__THE TASK__.
Determine how many lines in the data below contain "Groff" and write only that number.

__SUPPLIED MATERIAL__.

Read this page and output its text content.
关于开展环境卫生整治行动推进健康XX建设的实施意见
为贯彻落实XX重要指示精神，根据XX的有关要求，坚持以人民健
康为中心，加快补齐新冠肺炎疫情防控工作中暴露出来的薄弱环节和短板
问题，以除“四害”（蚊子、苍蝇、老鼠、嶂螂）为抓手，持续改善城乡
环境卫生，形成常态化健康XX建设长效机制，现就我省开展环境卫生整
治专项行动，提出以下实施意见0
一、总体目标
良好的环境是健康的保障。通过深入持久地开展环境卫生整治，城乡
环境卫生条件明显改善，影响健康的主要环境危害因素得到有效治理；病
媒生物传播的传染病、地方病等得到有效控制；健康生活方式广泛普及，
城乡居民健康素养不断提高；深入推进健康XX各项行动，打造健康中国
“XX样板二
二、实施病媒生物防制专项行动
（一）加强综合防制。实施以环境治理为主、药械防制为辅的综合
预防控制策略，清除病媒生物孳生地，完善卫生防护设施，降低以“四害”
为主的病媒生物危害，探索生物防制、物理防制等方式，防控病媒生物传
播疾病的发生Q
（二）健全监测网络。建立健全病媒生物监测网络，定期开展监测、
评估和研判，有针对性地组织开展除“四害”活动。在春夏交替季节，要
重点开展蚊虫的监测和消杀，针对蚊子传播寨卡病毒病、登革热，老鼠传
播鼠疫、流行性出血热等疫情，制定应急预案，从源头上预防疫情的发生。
==
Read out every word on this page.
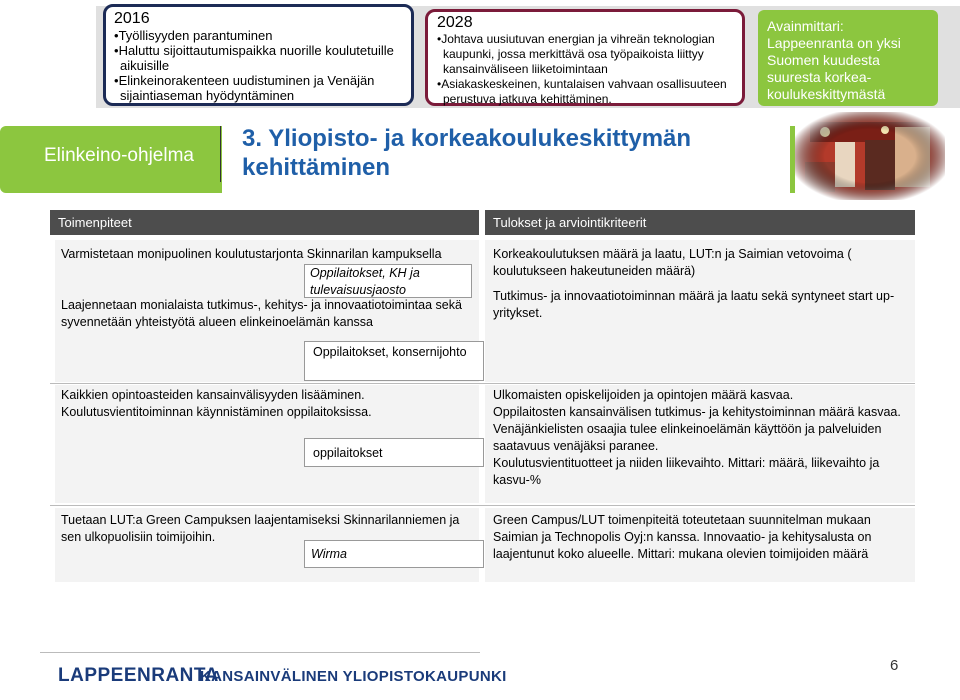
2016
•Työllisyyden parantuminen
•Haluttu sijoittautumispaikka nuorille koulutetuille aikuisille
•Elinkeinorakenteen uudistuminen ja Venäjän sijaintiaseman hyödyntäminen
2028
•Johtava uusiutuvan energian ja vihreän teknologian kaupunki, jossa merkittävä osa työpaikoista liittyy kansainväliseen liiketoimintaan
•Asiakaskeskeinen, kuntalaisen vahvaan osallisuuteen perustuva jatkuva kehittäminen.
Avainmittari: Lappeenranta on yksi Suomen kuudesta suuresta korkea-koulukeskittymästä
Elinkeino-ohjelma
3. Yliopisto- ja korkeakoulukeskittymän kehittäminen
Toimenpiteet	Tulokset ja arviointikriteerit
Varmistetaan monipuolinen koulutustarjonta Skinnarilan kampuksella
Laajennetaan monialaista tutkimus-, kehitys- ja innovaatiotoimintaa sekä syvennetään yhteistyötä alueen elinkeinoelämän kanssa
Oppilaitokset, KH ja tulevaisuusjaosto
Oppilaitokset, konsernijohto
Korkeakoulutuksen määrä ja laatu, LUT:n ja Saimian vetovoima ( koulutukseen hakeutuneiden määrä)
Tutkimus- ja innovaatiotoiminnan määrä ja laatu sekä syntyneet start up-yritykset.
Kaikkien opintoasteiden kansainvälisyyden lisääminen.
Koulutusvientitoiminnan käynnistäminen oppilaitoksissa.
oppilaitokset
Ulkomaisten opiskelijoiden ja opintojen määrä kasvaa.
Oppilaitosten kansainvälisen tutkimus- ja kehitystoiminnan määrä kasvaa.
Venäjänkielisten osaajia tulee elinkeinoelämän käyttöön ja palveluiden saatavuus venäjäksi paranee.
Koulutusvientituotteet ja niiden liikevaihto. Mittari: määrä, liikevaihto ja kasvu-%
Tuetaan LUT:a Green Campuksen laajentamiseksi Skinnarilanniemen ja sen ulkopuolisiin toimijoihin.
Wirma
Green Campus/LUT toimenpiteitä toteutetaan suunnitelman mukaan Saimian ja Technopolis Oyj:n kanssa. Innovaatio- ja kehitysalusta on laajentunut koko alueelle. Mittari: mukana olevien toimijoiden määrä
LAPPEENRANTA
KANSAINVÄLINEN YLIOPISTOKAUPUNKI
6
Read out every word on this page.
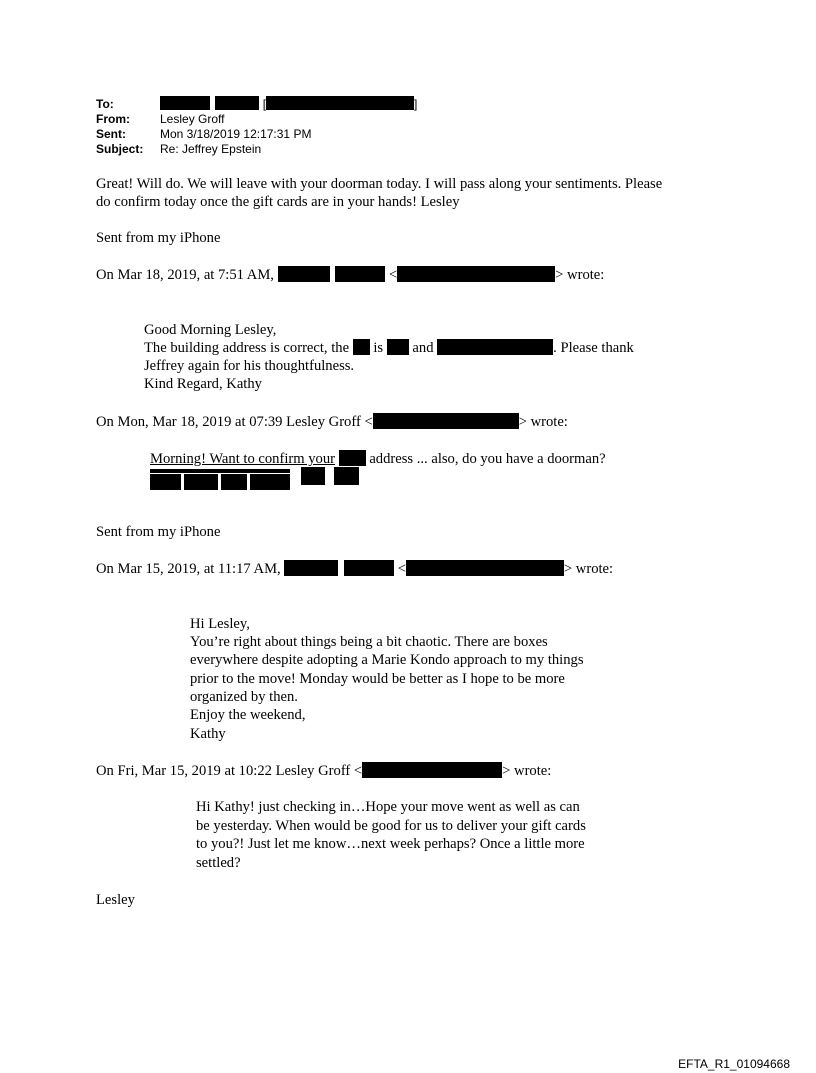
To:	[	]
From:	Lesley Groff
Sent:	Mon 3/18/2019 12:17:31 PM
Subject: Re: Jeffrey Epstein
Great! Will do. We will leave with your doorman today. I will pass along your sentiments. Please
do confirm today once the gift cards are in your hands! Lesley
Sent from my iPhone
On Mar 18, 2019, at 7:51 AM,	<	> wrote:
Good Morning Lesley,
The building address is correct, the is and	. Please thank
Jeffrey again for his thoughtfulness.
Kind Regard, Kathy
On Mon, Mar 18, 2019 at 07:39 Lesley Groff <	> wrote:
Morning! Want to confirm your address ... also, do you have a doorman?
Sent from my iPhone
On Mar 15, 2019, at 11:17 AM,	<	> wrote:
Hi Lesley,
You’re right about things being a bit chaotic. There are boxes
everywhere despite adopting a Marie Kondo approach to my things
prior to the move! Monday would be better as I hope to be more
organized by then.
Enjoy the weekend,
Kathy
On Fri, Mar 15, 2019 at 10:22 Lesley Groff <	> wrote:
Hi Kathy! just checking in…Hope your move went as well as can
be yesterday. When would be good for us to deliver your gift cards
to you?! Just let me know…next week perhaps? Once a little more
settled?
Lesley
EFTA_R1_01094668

__COMPLETED EXERCISE__.
3